→ **TASK REQUIREMENTS**: Do not include the pictures; repeat the rest of the data exactly.

Records from a dataset:
▶

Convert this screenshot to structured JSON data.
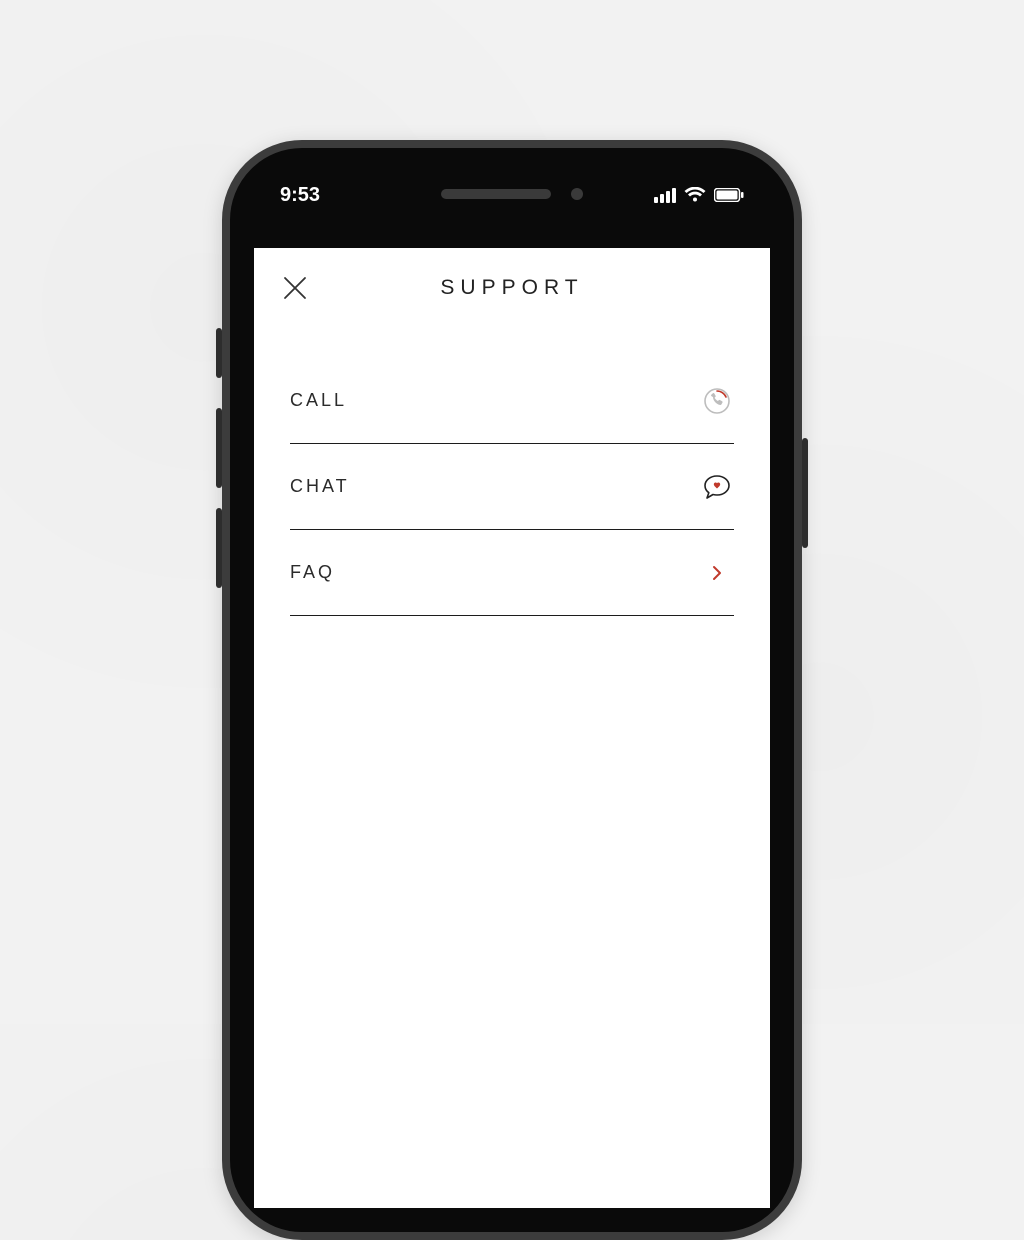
{
  "status": {
    "time": "9:53"
  },
  "header": {
    "title": "SUPPORT"
  },
  "menu": {
    "items": [
      {
        "label": "CALL",
        "icon": "phone-circle-icon"
      },
      {
        "label": "CHAT",
        "icon": "chat-bubble-heart-icon"
      },
      {
        "label": "FAQ",
        "icon": "chevron-right-icon"
      }
    ]
  },
  "colors": {
    "accent": "#c0392b"
  }
}
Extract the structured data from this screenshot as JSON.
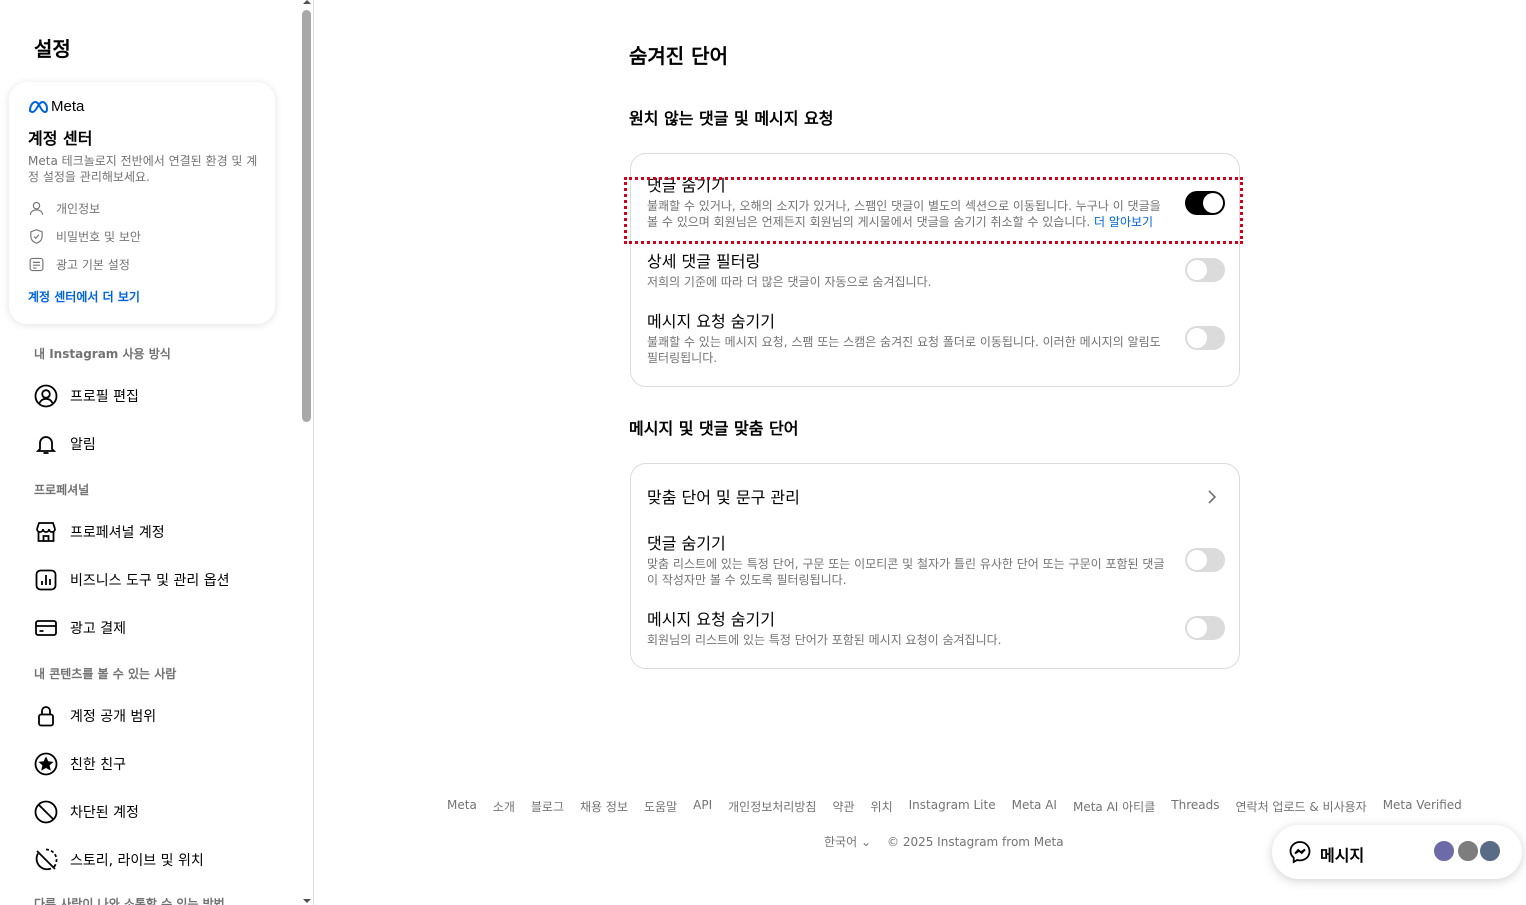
{
  "sidebar": {
    "title": "설정",
    "accounts_center": {
      "brand": "Meta",
      "title": "계정 센터",
      "description": "Meta 테크놀로지 전반에서 연결된 환경 및 계정 설정을 관리해보세요.",
      "items": [
        {
          "label": "개인정보",
          "icon": "person-icon"
        },
        {
          "label": "비밀번호 및 보안",
          "icon": "shield-check-icon"
        },
        {
          "label": "광고 기본 설정",
          "icon": "ad-preferences-icon"
        }
      ],
      "more_link": "계정 센터에서 더 보기"
    },
    "sections": [
      {
        "label": "내 Instagram 사용 방식",
        "items": [
          {
            "label": "프로필 편집",
            "icon": "profile-circle-icon"
          },
          {
            "label": "알림",
            "icon": "bell-icon"
          }
        ]
      },
      {
        "label": "프로페셔널",
        "items": [
          {
            "label": "프로페셔널 계정",
            "icon": "storefront-icon"
          },
          {
            "label": "비즈니스 도구 및 관리 옵션",
            "icon": "bar-chart-icon"
          },
          {
            "label": "광고 결제",
            "icon": "credit-card-icon"
          }
        ]
      },
      {
        "label": "내 콘텐츠를 볼 수 있는 사람",
        "items": [
          {
            "label": "계정 공개 범위",
            "icon": "lock-icon"
          },
          {
            "label": "친한 친구",
            "icon": "star-circle-icon"
          },
          {
            "label": "차단된 계정",
            "icon": "block-icon"
          },
          {
            "label": "스토리, 라이브 및 위치",
            "icon": "story-off-icon"
          }
        ]
      },
      {
        "label": "다른 사람이 나와 소통할 수 있는 방법",
        "items": []
      }
    ]
  },
  "main": {
    "title": "숨겨진 단어",
    "groups": [
      {
        "title": "원치 않는 댓글 및 메시지 요청",
        "rows": [
          {
            "title": "댓글 숨기기",
            "desc": "불쾌할 수 있거나, 오해의 소지가 있거나, 스팸인 댓글이 별도의 섹션으로 이동됩니다. 누구나 이 댓글을 볼 수 있으며 회원님은 언제든지 회원님의 게시물에서 댓글을 숨기기 취소할 수 있습니다.",
            "link": "더 알아보기",
            "toggle": true
          },
          {
            "title": "상세 댓글 필터링",
            "desc": "저희의 기준에 따라 더 많은 댓글이 자동으로 숨겨집니다.",
            "toggle": false
          },
          {
            "title": "메시지 요청 숨기기",
            "desc": "불쾌할 수 있는 메시지 요청, 스팸 또는 스캠은 숨겨진 요청 폴더로 이동됩니다. 이러한 메시지의 알림도 필터링됩니다.",
            "toggle": false
          }
        ]
      },
      {
        "title": "메시지 및 댓글 맞춤 단어",
        "manage_label": "맞춤 단어 및 문구 관리",
        "rows": [
          {
            "title": "댓글 숨기기",
            "desc": "맞춤 리스트에 있는 특정 단어, 구문 또는 이모티콘 및 철자가 틀린 유사한 단어 또는 구문이 포함된 댓글이 작성자만 볼 수 있도록 필터링됩니다.",
            "toggle": false
          },
          {
            "title": "메시지 요청 숨기기",
            "desc": "회원님의 리스트에 있는 특정 단어가 포함된 메시지 요청이 숨겨집니다.",
            "toggle": false
          }
        ]
      }
    ]
  },
  "footer": {
    "links": [
      "Meta",
      "소개",
      "블로그",
      "채용 정보",
      "도움말",
      "API",
      "개인정보처리방침",
      "약관",
      "위치",
      "Instagram Lite",
      "Meta AI",
      "Meta AI 아티클",
      "Threads",
      "연락처 업로드 & 비사용자",
      "Meta Verified"
    ],
    "language": "한국어",
    "copyright": "© 2025 Instagram from Meta"
  },
  "messages": {
    "label": "메시지"
  },
  "colors": {
    "accent": "#0064e0",
    "focus_outline": "#d0021b",
    "toggle_on": "#000000",
    "toggle_off": "#dbdbdb"
  }
}
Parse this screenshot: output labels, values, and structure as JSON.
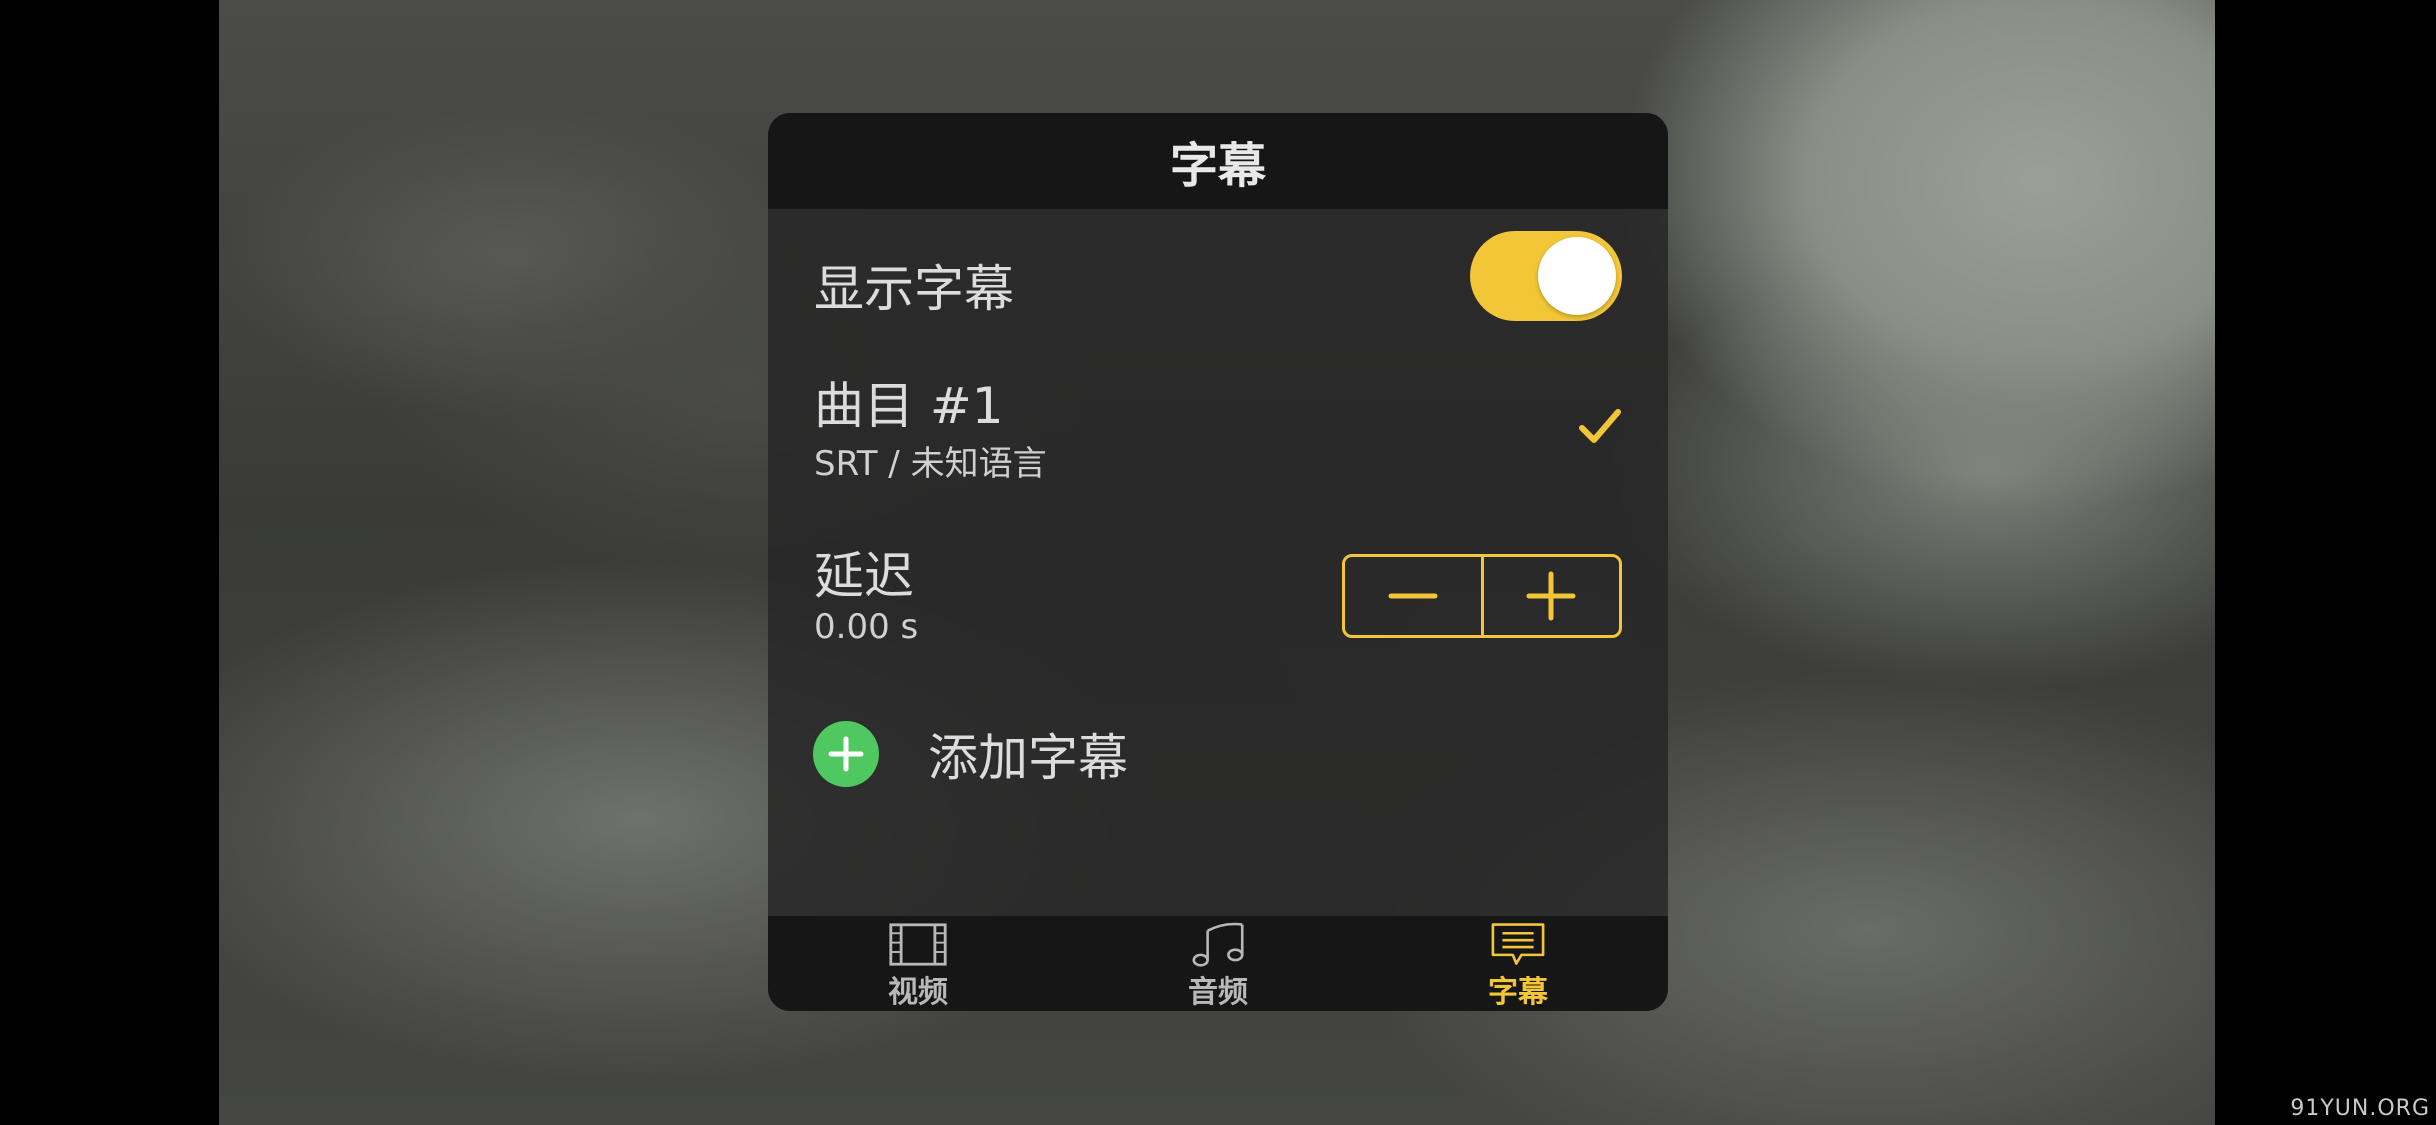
{
  "panel": {
    "title": "字幕",
    "show_subtitles": {
      "label": "显示字幕",
      "enabled": true
    },
    "track": {
      "title": "曲目 #1",
      "subtitle": "SRT / 未知语言",
      "selected": true
    },
    "delay": {
      "label": "延迟",
      "value": "0.00 s"
    },
    "add_subtitle": {
      "label": "添加字幕"
    }
  },
  "tabs": [
    {
      "label": "视频",
      "icon": "film-icon",
      "active": false
    },
    {
      "label": "音频",
      "icon": "music-note-icon",
      "active": false
    },
    {
      "label": "字幕",
      "icon": "subtitle-bubble-icon",
      "active": true
    }
  ],
  "watermark": "91YUN.ORG",
  "colors": {
    "accent": "#f2c636",
    "add_green": "#4fc95f",
    "tab_inactive": "#b8b8b8"
  }
}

◀

→ **SOLUTION TO THIS PROBLEM**:
Convert this screenshot to structured JSON data.
{
  "status": {
    "time": "9:53"
  },
  "header": {
    "title": "SUPPORT"
  },
  "menu": {
    "items": [
      {
        "label": "CALL",
        "icon": "phone-circle-icon"
      },
      {
        "label": "CHAT",
        "icon": "chat-bubble-heart-icon"
      },
      {
        "label": "FAQ",
        "icon": "chevron-right-icon"
      }
    ]
  },
  "colors": {
    "accent": "#c0392b"
  }
}
Extract the structured data from this screenshot as JSON.
{
  "sidebar": {
    "title": "설정",
    "accounts_center": {
      "brand": "Meta",
      "title": "계정 센터",
      "description": "Meta 테크놀로지 전반에서 연결된 환경 및 계정 설정을 관리해보세요.",
      "items": [
        {
          "label": "개인정보",
          "icon": "person-icon"
        },
        {
          "label": "비밀번호 및 보안",
          "icon": "shield-check-icon"
        },
        {
          "label": "광고 기본 설정",
          "icon": "ad-preferences-icon"
        }
      ],
      "more_link": "계정 센터에서 더 보기"
    },
    "sections": [
      {
        "label": "내 Instagram 사용 방식",
        "items": [
          {
            "label": "프로필 편집",
            "icon": "profile-circle-icon"
          },
          {
            "label": "알림",
            "icon": "bell-icon"
          }
        ]
      },
      {
        "label": "프로페셔널",
        "items": [
          {
            "label": "프로페셔널 계정",
            "icon": "storefront-icon"
          },
          {
            "label": "비즈니스 도구 및 관리 옵션",
            "icon": "bar-chart-icon"
          },
          {
            "label": "광고 결제",
            "icon": "credit-card-icon"
          }
        ]
      },
      {
        "label": "내 콘텐츠를 볼 수 있는 사람",
        "items": [
          {
            "label": "계정 공개 범위",
            "icon": "lock-icon"
          },
          {
            "label": "친한 친구",
            "icon": "star-circle-icon"
          },
          {
            "label": "차단된 계정",
            "icon": "block-icon"
          },
          {
            "label": "스토리, 라이브 및 위치",
            "icon": "story-off-icon"
          }
        ]
      },
      {
        "label": "다른 사람이 나와 소통할 수 있는 방법",
        "items": []
      }
    ]
  },
  "main": {
    "title": "숨겨진 단어",
    "groups": [
      {
        "title": "원치 않는 댓글 및 메시지 요청",
        "rows": [
          {
            "title": "댓글 숨기기",
            "desc": "불쾌할 수 있거나, 오해의 소지가 있거나, 스팸인 댓글이 별도의 섹션으로 이동됩니다. 누구나 이 댓글을 볼 수 있으며 회원님은 언제든지 회원님의 게시물에서 댓글을 숨기기 취소할 수 있습니다.",
            "link": "더 알아보기",
            "toggle": true
          },
          {
            "title": "상세 댓글 필터링",
            "desc": "저희의 기준에 따라 더 많은 댓글이 자동으로 숨겨집니다.",
            "toggle": false
          },
          {
            "title": "메시지 요청 숨기기",
            "desc": "불쾌할 수 있는 메시지 요청, 스팸 또는 스캠은 숨겨진 요청 폴더로 이동됩니다. 이러한 메시지의 알림도 필터링됩니다.",
            "toggle": false
          }
        ]
      },
      {
        "title": "메시지 및 댓글 맞춤 단어",
        "manage_label": "맞춤 단어 및 문구 관리",
        "rows": [
          {
            "title": "댓글 숨기기",
            "desc": "맞춤 리스트에 있는 특정 단어, 구문 또는 이모티콘 및 철자가 틀린 유사한 단어 또는 구문이 포함된 댓글이 작성자만 볼 수 있도록 필터링됩니다.",
            "toggle": false
          },
          {
            "title": "메시지 요청 숨기기",
            "desc": "회원님의 리스트에 있는 특정 단어가 포함된 메시지 요청이 숨겨집니다.",
            "toggle": false
          }
        ]
      }
    ]
  },
  "footer": {
    "links": [
      "Meta",
      "소개",
      "블로그",
      "채용 정보",
      "도움말",
      "API",
      "개인정보처리방침",
      "약관",
      "위치",
      "Instagram Lite",
      "Meta AI",
      "Meta AI 아티클",
      "Threads",
      "연락처 업로드 & 비사용자",
      "Meta Verified"
    ],
    "language": "한국어",
    "copyright": "© 2025 Instagram from Meta"
  },
  "messages": {
    "label": "메시지"
  },
  "colors": {
    "accent": "#0064e0",
    "focus_outline": "#d0021b",
    "toggle_on": "#000000",
    "toggle_off": "#dbdbdb"
  }
}
Parse this screenshot: output labels, values, and structure as JSON.
{
  "panel": {
    "title": "字幕",
    "show_subtitles": {
      "label": "显示字幕",
      "enabled": true
    },
    "track": {
      "title": "曲目 #1",
      "subtitle": "SRT / 未知语言",
      "selected": true
    },
    "delay": {
      "label": "延迟",
      "value": "0.00 s"
    },
    "add_subtitle": {
      "label": "添加字幕"
    }
  },
  "tabs": [
    {
      "label": "视频",
      "icon": "film-icon",
      "active": false
    },
    {
      "label": "音频",
      "icon": "music-note-icon",
      "active": false
    },
    {
      "label": "字幕",
      "icon": "subtitle-bubble-icon",
      "active": true
    }
  ],
  "watermark": "91YUN.ORG",
  "colors": {
    "accent": "#f2c636",
    "add_green": "#4fc95f",
    "tab_inactive": "#b8b8b8"
  }
}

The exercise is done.